*** Provided data
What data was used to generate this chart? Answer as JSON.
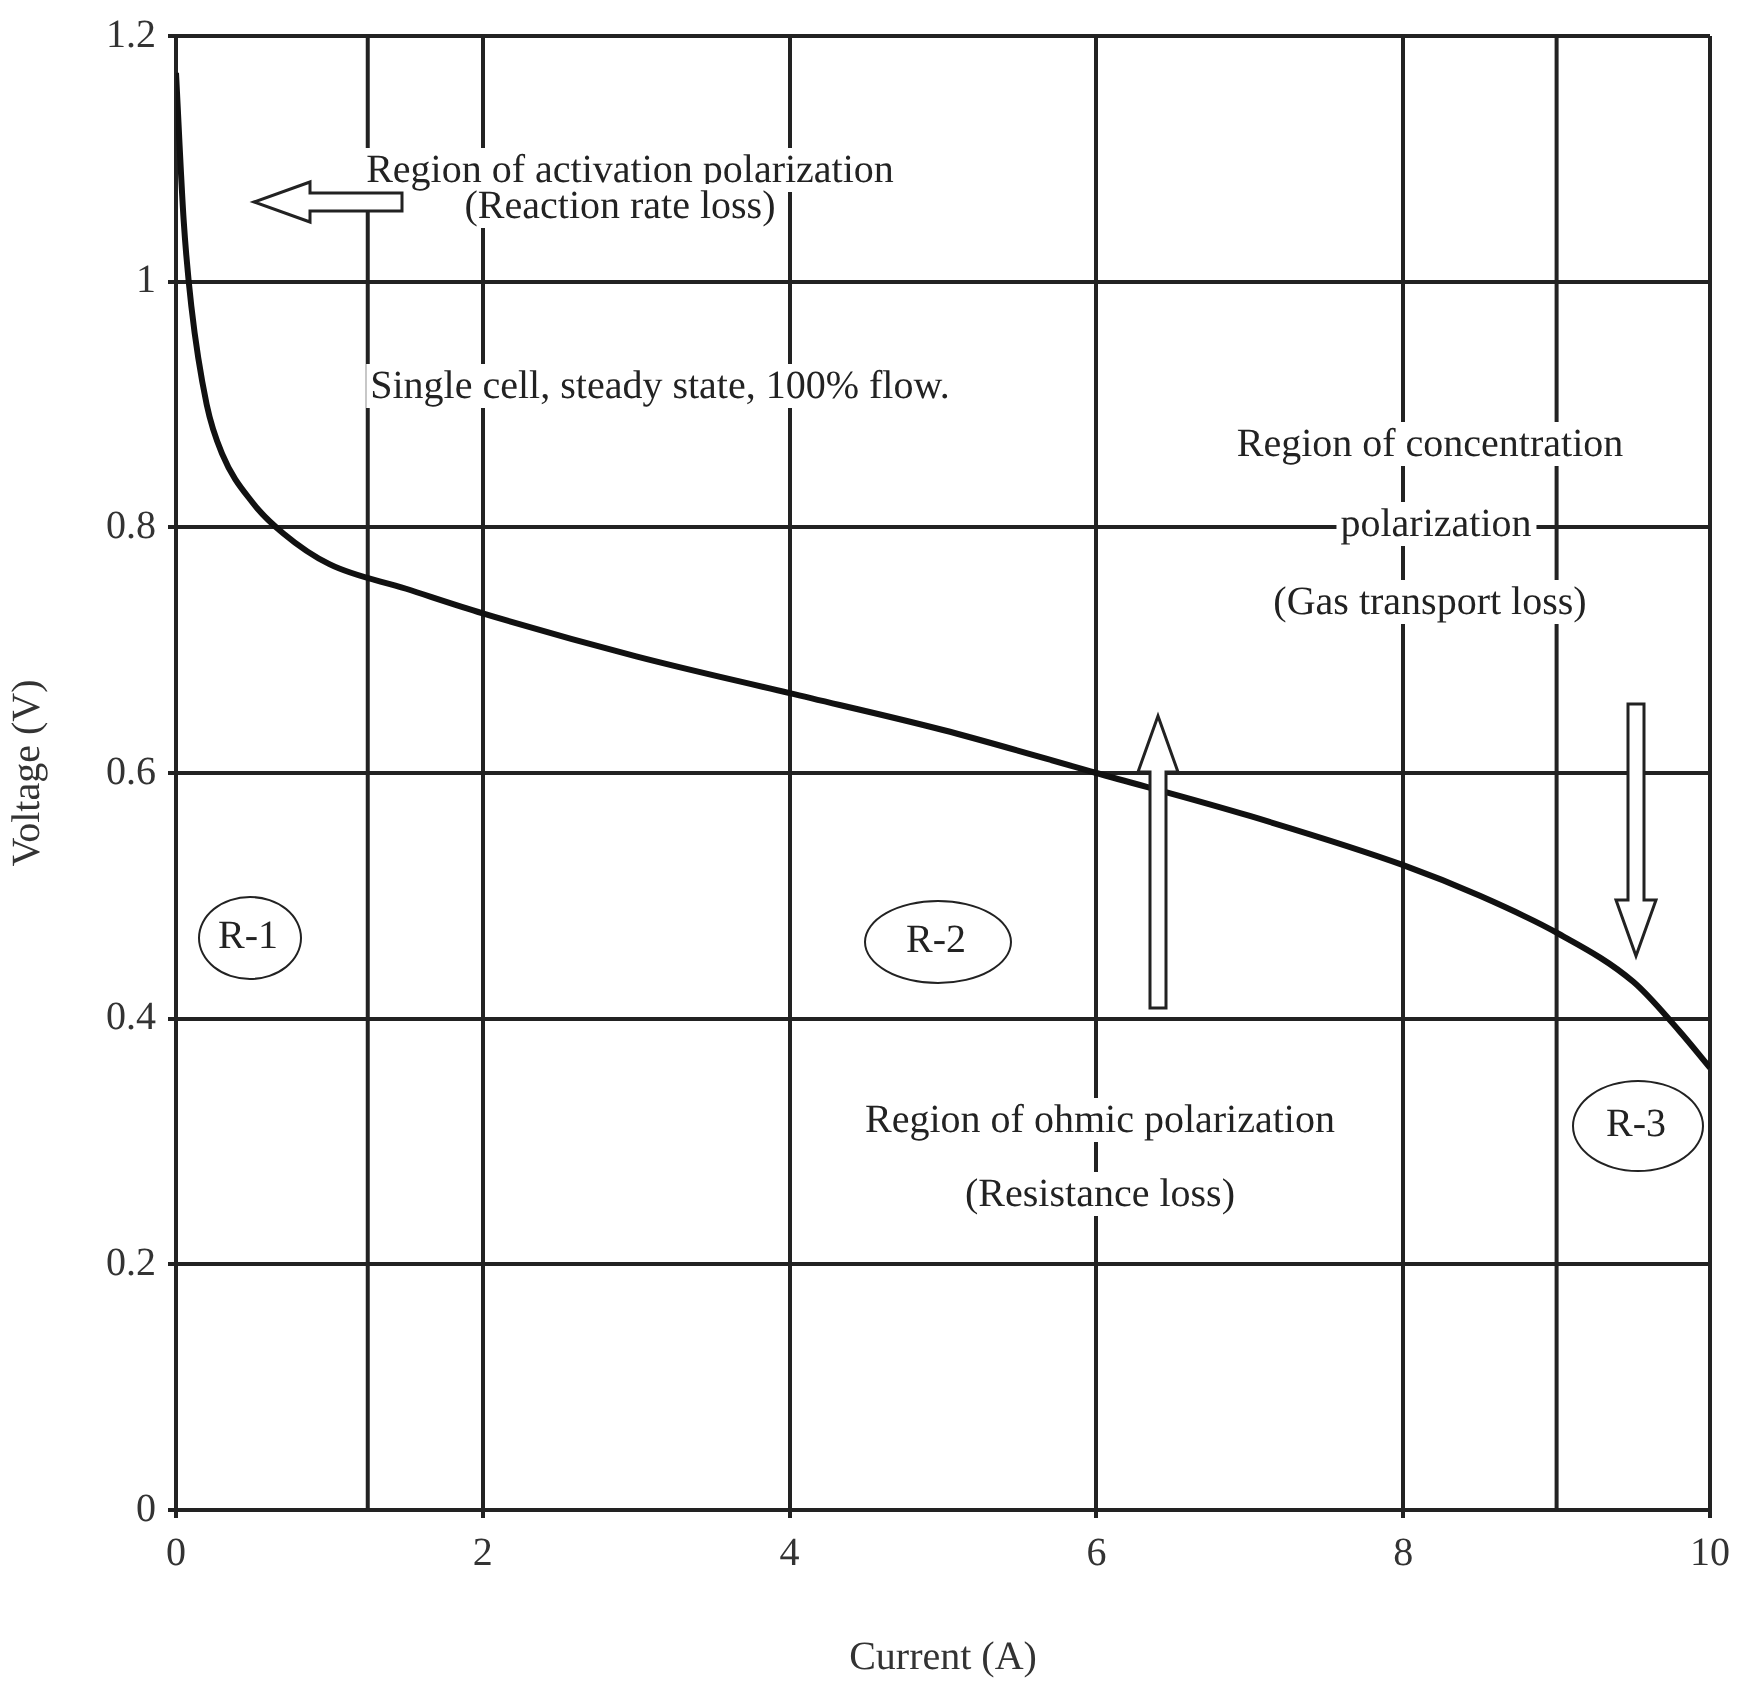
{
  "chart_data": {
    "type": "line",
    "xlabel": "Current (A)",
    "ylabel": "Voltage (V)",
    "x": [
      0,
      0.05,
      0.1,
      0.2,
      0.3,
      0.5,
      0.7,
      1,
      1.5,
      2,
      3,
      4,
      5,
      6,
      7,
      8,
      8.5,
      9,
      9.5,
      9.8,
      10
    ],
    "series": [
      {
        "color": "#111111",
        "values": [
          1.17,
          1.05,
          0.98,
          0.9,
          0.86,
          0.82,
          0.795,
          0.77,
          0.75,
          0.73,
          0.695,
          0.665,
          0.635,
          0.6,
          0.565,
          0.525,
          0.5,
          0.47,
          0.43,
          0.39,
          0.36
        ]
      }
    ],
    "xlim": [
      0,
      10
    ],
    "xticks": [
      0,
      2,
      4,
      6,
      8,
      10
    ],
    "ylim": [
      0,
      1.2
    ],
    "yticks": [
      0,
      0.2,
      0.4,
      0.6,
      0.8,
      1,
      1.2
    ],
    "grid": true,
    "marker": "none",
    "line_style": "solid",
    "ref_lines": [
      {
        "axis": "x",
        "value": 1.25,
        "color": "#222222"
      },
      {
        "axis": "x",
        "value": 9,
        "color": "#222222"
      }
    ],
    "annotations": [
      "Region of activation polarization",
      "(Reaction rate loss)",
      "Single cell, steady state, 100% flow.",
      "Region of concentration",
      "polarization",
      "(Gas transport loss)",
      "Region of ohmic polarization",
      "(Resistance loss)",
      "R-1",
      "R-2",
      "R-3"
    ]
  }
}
******
*** Provided data
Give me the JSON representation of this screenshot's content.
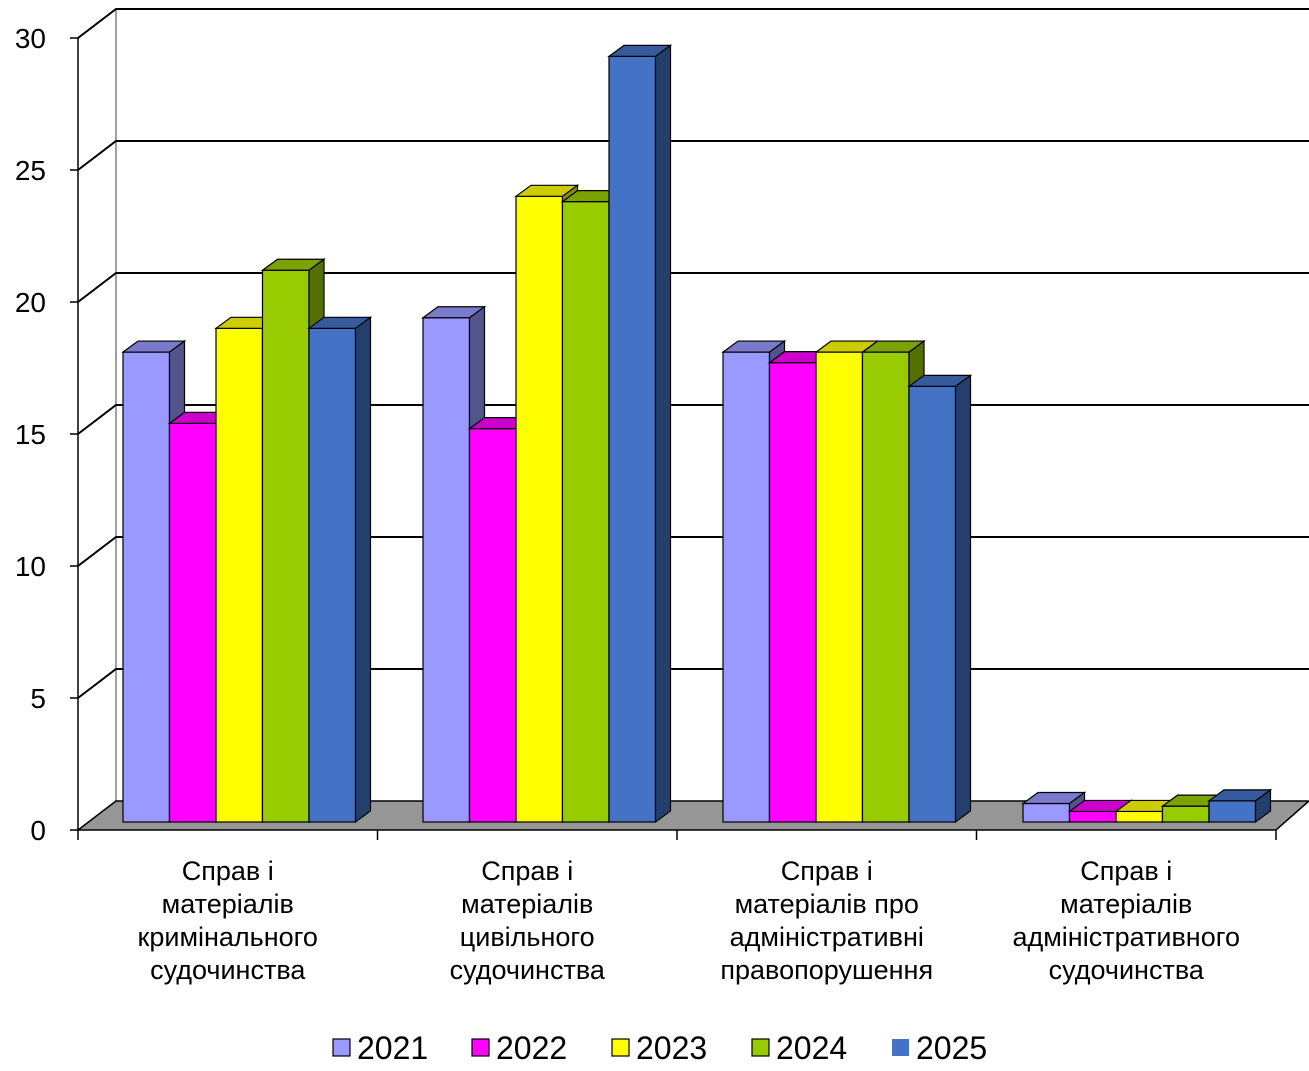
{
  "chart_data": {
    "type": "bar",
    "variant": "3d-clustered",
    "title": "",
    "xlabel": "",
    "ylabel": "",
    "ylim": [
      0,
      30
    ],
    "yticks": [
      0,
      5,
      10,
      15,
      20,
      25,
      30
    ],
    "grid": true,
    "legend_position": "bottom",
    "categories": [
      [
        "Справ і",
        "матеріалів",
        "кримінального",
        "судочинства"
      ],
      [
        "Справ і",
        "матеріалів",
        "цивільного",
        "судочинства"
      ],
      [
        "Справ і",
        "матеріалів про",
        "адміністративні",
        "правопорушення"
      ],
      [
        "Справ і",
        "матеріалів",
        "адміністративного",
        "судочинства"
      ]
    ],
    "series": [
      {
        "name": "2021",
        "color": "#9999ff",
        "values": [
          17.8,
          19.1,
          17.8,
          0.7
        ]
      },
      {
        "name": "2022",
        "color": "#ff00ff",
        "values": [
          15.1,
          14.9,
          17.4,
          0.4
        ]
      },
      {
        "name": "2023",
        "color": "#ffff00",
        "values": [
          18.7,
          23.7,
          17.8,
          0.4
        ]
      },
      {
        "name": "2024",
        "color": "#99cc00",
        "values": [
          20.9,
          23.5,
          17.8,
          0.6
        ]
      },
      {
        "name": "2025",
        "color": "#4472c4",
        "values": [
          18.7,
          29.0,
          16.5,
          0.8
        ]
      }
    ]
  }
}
******
■ **Problem description**: Select all lines with the word "name" from the entries above.

■ **Result of the exercise**:
        "name": "2021",
        "name": "2022",
        "name": "2023",
        "name": "2024",
        "name": "2025",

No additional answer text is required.